• THE PROBLEM: Below is a block of records; reproduce all of them exactly and leave out any pictures.

• ENTRIES SHOWN:
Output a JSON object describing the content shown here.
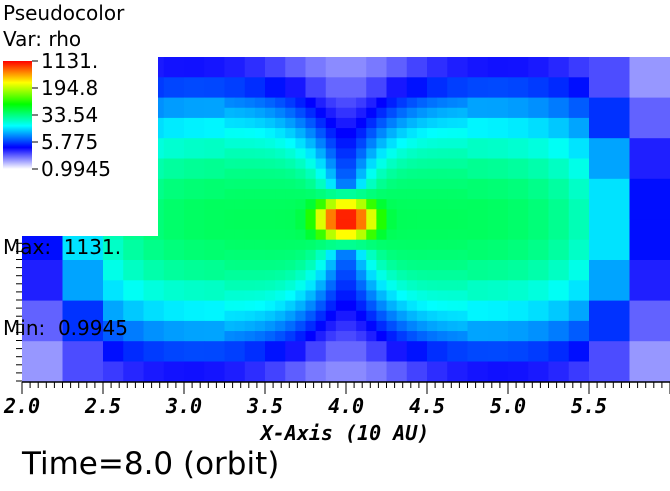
{
  "legend": {
    "title": "Pseudocolor",
    "var_label": "Var: rho",
    "max_label": "Max:  1131.",
    "min_label": "Min:  0.9945",
    "ticks": [
      "1131.",
      "194.8",
      "33.54",
      "5.775",
      "0.9945"
    ]
  },
  "time_label": "Time=8.0 (orbit)",
  "colormap": [
    "#ffffff",
    "#0000ff",
    "#00ffff",
    "#00ff00",
    "#ffff00",
    "#ff0000"
  ],
  "chart_data": {
    "type": "heatmap",
    "title": "Pseudocolor",
    "variable": "rho",
    "scale": "log",
    "colorbar_range": [
      0.9945,
      1131
    ],
    "max": 1131,
    "min": 0.9945,
    "xlabel": "X-Axis (10 AU)",
    "xlim": [
      2.0,
      6.0
    ],
    "x_ticks": [
      "2.0",
      "2.5",
      "3.0",
      "3.5",
      "4.0",
      "4.5",
      "5.0",
      "5.5"
    ],
    "peak_location_x": 4.0,
    "description_values": {
      "background_low": 1.5,
      "disk_mid": 40,
      "center_peak": 1131
    }
  }
}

• TASK RESPONSE:
Output a JSON object describing the content shown here.
{
  "legend": {
    "title": "Pseudocolor",
    "var_label": "Var: rho",
    "max_label": "Max:  1131.",
    "min_label": "Min:  0.9945",
    "ticks": [
      "1131.",
      "194.8",
      "33.54",
      "5.775",
      "0.9945"
    ]
  },
  "time_label": "Time=8.0 (orbit)",
  "colormap": [
    "#ffffff",
    "#0000ff",
    "#00ffff",
    "#00ff00",
    "#ffff00",
    "#ff0000"
  ],
  "chart_data": {
    "type": "heatmap",
    "title": "Pseudocolor",
    "variable": "rho",
    "scale": "log",
    "colorbar_range": [
      0.9945,
      1131
    ],
    "max": 1131,
    "min": 0.9945,
    "xlabel": "X-Axis (10 AU)",
    "xlim": [
      2.0,
      6.0
    ],
    "x_ticks": [
      "2.0",
      "2.5",
      "3.0",
      "3.5",
      "4.0",
      "4.5",
      "5.0",
      "5.5"
    ],
    "peak_location_x": 4.0,
    "description_values": {
      "background_low": 1.5,
      "disk_mid": 40,
      "center_peak": 1131
    }
  }
}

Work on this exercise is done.